Repeat the whole of the data, keeping every detail the same.

------------------------------------------------

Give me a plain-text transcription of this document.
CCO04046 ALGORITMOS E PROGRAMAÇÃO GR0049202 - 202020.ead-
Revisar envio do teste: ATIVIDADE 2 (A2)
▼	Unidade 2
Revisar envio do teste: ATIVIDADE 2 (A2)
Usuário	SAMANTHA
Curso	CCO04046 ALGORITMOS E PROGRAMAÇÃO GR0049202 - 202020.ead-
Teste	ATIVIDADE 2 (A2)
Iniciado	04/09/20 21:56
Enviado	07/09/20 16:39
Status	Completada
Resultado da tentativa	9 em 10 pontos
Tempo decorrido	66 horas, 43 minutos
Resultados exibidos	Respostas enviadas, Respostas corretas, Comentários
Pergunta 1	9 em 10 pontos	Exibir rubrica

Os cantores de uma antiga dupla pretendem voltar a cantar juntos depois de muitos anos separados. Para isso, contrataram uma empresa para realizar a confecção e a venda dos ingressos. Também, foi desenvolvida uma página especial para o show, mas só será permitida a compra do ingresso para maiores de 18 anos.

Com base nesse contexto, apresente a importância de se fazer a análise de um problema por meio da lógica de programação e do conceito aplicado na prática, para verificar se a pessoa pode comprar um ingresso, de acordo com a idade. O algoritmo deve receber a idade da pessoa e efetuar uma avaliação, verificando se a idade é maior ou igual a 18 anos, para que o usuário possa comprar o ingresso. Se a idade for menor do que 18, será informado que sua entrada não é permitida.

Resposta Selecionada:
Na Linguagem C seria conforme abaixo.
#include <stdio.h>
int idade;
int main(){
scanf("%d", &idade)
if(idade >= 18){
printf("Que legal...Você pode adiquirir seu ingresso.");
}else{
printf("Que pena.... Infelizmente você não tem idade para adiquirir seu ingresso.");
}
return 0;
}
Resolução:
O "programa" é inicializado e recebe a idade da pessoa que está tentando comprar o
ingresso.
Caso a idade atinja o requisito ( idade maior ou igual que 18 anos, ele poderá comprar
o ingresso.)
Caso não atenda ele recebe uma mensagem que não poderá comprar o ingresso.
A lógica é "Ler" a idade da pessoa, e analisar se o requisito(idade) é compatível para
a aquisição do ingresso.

------------------------------------------------

** SOLUTION TO THIS TASK **
Give me a plain-text transcription of this document.
CCO04046 ALGORITMOS E PROGRAMAÇÃO GR0049202 - 202020.ead-
Revisar envio do teste: ATIVIDADE 2 (A2)
▼	Unidade 2
Revisar envio do teste: ATIVIDADE 2 (A2)
Usuário	SAMANTHA
Curso	CCO04046 ALGORITMOS E PROGRAMAÇÃO GR0049202 - 202020.ead-
Teste	ATIVIDADE 2 (A2)
Iniciado	04/09/20 21:56
Enviado	07/09/20 16:39
Status	Completada
Resultado da tentativa	9 em 10 pontos
Tempo decorrido	66 horas, 43 minutos
Resultados exibidos	Respostas enviadas, Respostas corretas, Comentários
Pergunta 1	9 em 10 pontos	Exibir rubrica

Os cantores de uma antiga dupla pretendem voltar a cantar juntos depois de muitos anos separados. Para isso, contrataram uma empresa para realizar a confecção e a venda dos ingressos. Também, foi desenvolvida uma página especial para o show, mas só será permitida a compra do ingresso para maiores de 18 anos.

Com base nesse contexto, apresente a importância de se fazer a análise de um problema por meio da lógica de programação e do conceito aplicado na prática, para verificar se a pessoa pode comprar um ingresso, de acordo com a idade. O algoritmo deve receber a idade da pessoa e efetuar uma avaliação, verificando se a idade é maior ou igual a 18 anos, para que o usuário possa comprar o ingresso. Se a idade for menor do que 18, será informado que sua entrada não é permitida.

Resposta Selecionada:
Na Linguagem C seria conforme abaixo.
#include <stdio.h>
int idade;
int main(){
scanf("%d", &idade)
if(idade >= 18){
printf("Que legal...Você pode adiquirir seu ingresso.");
}else{
printf("Que pena.... Infelizmente você não tem idade para adiquirir seu ingresso.");
}
return 0;
}
Resolução:
O "programa" é inicializado e recebe a idade da pessoa que está tentando comprar o
ingresso.
Caso a idade atinja o requisito ( idade maior ou igual que 18 anos, ele poderá comprar
o ingresso.)
Caso não atenda ele recebe uma mensagem que não poderá comprar o ingresso.
A lógica é "Ler" a idade da pessoa, e analisar se o requisito(idade) é compatível para
a aquisição do ingresso.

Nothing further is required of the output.